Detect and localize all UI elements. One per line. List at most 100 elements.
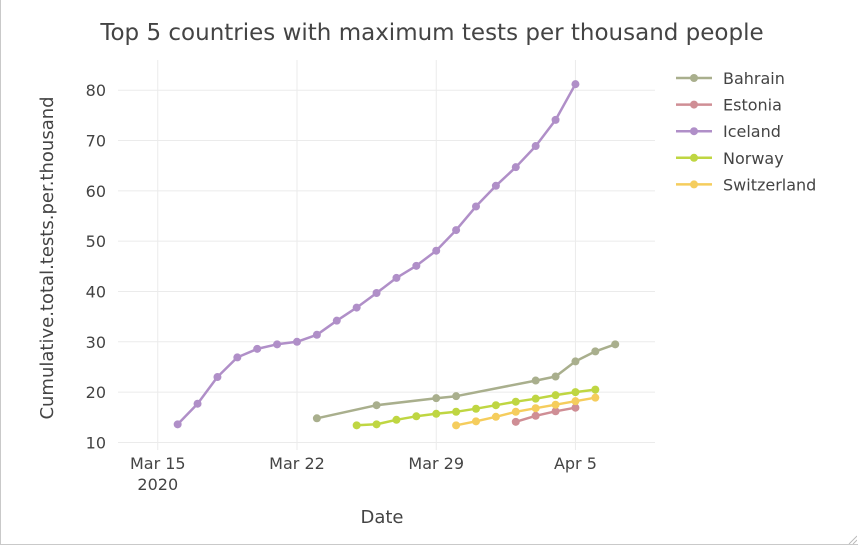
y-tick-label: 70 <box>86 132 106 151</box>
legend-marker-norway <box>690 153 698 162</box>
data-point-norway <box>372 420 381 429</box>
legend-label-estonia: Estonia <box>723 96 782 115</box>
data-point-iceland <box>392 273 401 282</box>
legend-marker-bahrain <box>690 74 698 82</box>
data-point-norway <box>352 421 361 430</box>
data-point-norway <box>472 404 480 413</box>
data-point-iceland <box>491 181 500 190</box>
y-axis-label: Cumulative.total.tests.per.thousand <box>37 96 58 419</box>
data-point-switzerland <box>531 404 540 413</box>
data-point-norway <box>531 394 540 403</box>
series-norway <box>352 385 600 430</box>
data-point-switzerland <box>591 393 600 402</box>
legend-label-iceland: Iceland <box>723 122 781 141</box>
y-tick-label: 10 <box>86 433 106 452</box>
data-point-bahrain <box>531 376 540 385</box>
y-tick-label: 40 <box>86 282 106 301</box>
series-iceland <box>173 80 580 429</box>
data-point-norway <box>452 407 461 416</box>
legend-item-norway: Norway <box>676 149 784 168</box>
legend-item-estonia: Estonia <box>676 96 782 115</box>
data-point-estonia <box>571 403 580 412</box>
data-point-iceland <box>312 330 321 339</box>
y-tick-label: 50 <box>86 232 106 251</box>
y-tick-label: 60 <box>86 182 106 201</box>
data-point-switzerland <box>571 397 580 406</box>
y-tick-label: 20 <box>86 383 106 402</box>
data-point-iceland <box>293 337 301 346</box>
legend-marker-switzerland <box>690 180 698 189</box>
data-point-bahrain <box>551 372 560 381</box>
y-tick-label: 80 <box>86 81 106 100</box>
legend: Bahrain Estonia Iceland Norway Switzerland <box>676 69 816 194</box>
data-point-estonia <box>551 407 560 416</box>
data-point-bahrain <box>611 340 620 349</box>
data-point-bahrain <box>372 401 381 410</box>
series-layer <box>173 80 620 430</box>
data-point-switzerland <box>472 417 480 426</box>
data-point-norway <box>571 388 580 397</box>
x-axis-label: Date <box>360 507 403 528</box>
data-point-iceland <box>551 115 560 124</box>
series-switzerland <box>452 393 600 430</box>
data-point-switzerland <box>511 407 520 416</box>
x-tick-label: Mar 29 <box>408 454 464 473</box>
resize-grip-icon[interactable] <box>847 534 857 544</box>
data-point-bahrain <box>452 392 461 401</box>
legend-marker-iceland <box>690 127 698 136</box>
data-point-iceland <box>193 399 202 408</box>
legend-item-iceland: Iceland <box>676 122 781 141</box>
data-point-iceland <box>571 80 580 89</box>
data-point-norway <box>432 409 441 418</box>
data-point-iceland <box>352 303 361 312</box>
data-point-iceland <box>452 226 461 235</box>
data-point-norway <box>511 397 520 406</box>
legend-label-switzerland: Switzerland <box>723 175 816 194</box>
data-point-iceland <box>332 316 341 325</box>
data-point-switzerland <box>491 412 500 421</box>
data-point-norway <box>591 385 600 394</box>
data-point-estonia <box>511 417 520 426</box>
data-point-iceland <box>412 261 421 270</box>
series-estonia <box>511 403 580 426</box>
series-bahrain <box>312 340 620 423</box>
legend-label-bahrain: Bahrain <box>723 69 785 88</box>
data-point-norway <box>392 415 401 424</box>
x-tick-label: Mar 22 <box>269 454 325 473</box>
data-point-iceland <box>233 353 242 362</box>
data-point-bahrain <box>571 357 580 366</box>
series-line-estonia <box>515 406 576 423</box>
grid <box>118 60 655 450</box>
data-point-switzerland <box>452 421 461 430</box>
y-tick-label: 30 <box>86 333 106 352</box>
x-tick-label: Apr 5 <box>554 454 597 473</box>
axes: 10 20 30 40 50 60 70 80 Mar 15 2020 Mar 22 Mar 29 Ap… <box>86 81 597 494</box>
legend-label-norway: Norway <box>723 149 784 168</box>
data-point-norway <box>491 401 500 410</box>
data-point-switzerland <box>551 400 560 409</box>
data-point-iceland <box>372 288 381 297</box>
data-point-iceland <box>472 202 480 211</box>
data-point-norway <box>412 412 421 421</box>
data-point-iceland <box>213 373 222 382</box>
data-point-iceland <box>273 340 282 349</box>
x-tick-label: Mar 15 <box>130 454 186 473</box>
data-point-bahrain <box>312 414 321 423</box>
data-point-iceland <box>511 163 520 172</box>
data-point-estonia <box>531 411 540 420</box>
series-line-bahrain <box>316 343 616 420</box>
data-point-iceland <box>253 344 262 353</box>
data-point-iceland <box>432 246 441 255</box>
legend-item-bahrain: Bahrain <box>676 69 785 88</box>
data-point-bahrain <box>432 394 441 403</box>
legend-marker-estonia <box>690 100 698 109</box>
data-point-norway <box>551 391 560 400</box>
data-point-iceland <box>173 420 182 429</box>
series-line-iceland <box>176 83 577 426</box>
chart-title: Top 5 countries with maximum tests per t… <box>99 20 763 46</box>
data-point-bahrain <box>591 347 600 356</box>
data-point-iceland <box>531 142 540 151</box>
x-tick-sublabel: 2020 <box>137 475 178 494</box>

• • • • •

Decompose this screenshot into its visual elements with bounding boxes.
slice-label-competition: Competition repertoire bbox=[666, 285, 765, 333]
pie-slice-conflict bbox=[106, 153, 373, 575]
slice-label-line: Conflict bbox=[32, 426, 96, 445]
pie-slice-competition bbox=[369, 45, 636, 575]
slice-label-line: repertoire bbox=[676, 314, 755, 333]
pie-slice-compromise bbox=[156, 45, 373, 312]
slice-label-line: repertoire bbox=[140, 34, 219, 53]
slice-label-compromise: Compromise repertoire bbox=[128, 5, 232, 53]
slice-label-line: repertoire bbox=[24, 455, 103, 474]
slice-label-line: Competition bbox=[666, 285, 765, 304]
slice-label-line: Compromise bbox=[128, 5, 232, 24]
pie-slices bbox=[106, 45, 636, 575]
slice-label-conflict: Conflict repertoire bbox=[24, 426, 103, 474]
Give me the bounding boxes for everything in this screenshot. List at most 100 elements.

• • • • •

Work to be completed ::
Can you edit the lines from the line with "Detect and localize" to the line with "data-point-iceland <box>392 273 401 282</box>" so that "y-tick-label" becomes "y-axis-tick", with nothing else changed and the pictures left out?

Complete answer ::
Detect and localize all UI elements. One per line. List at most 100 elements.
y-axis-tick: 70 <box>86 132 106 151</box>
legend-marker-norway <box>690 153 698 162</box>
data-point-norway <box>372 420 381 429</box>
legend-label-estonia: Estonia <box>723 96 782 115</box>
data-point-iceland <box>392 273 401 282</box>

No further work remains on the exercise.